Records from a collection:

───

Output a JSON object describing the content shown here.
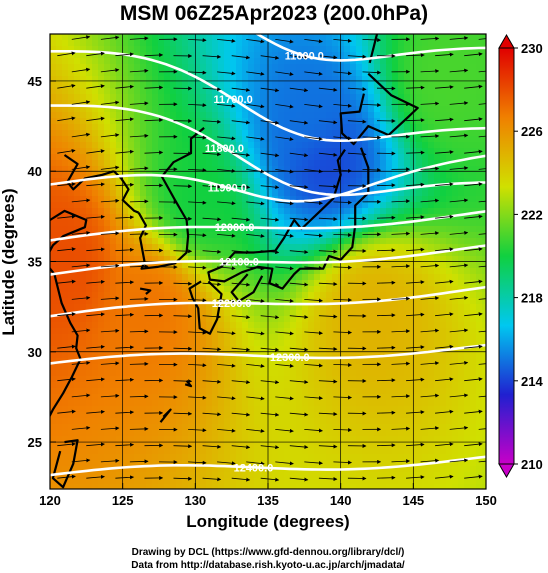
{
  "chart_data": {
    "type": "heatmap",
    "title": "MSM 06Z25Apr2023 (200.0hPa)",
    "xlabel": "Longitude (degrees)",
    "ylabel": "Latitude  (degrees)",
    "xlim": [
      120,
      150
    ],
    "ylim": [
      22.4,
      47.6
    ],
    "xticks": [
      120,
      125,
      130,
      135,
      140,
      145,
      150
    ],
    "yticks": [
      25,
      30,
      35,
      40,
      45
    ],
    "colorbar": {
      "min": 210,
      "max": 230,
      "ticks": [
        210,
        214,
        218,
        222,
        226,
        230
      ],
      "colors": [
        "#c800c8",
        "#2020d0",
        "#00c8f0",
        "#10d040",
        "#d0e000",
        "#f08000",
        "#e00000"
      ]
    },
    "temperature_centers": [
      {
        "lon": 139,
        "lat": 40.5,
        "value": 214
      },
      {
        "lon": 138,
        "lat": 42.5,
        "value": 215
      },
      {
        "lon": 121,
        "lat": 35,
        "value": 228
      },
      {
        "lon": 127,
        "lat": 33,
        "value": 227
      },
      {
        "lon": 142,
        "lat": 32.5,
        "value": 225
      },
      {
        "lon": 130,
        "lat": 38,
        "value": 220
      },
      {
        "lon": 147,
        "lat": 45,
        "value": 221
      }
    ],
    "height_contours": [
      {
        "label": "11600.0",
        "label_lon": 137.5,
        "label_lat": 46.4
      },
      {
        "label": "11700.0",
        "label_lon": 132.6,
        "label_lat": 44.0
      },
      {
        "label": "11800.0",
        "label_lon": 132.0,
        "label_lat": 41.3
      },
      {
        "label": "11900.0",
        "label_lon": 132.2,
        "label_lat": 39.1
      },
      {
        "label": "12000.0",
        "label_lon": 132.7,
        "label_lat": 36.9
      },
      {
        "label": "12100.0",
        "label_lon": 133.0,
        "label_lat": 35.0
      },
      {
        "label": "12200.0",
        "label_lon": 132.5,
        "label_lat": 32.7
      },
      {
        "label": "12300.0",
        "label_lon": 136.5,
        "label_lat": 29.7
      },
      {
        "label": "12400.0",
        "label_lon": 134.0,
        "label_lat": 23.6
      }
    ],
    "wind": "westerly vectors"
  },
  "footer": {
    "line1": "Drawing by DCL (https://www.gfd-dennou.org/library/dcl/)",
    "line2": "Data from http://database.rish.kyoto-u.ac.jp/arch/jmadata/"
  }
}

───

BRIEF:
Scan the data above; copy every line where "degrees" appears.

RESULT OF THIS TASK:
    "xlabel": "Longitude (degrees)",
    "ylabel": "Latitude  (degrees)",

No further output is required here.